- **PROBLEM**:
Restate, word for word, every line of the data.

Figure record extracts:
======
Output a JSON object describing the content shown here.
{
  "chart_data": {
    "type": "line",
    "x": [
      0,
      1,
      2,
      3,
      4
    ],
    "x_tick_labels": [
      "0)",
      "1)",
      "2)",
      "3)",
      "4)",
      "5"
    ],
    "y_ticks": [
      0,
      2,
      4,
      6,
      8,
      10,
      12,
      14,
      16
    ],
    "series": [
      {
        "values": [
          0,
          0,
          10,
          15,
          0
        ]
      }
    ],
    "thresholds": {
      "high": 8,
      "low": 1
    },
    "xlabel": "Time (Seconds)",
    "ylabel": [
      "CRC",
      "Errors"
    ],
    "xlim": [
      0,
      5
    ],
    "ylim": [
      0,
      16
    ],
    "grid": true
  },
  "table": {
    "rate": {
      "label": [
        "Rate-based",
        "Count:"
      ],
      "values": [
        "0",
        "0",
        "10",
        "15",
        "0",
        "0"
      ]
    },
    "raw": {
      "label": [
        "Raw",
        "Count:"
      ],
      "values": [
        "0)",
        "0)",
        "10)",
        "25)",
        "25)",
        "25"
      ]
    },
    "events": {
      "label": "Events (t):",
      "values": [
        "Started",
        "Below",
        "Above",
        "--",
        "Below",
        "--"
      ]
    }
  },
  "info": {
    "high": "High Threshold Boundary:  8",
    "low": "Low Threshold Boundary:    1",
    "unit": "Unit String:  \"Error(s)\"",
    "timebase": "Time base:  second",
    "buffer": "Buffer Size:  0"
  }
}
======
- **ANSWER TO THE PROBLEM**:
Output a JSON object describing the content shown here.
{
  "chart_data": {
    "type": "line",
    "x": [
      0,
      1,
      2,
      3,
      4
    ],
    "x_tick_labels": [
      "0)",
      "1)",
      "2)",
      "3)",
      "4)",
      "5"
    ],
    "y_ticks": [
      0,
      2,
      4,
      6,
      8,
      10,
      12,
      14,
      16
    ],
    "series": [
      {
        "values": [
          0,
          0,
          10,
          15,
          0
        ]
      }
    ],
    "thresholds": {
      "high": 8,
      "low": 1
    },
    "xlabel": "Time (Seconds)",
    "ylabel": [
      "CRC",
      "Errors"
    ],
    "xlim": [
      0,
      5
    ],
    "ylim": [
      0,
      16
    ],
    "grid": true
  },
  "table": {
    "rate": {
      "label": [
        "Rate-based",
        "Count:"
      ],
      "values": [
        "0",
        "0",
        "10",
        "15",
        "0",
        "0"
      ]
    },
    "raw": {
      "label": [
        "Raw",
        "Count:"
      ],
      "values": [
        "0)",
        "0)",
        "10)",
        "25)",
        "25)",
        "25"
      ]
    },
    "events": {
      "label": "Events (t):",
      "values": [
        "Started",
        "Below",
        "Above",
        "--",
        "Below",
        "--"
      ]
    }
  },
  "info": {
    "high": "High Threshold Boundary:  8",
    "low": "Low Threshold Boundary:    1",
    "unit": "Unit String:  \"Error(s)\"",
    "timebase": "Time base:  second",
    "buffer": "Buffer Size:  0"
  }
}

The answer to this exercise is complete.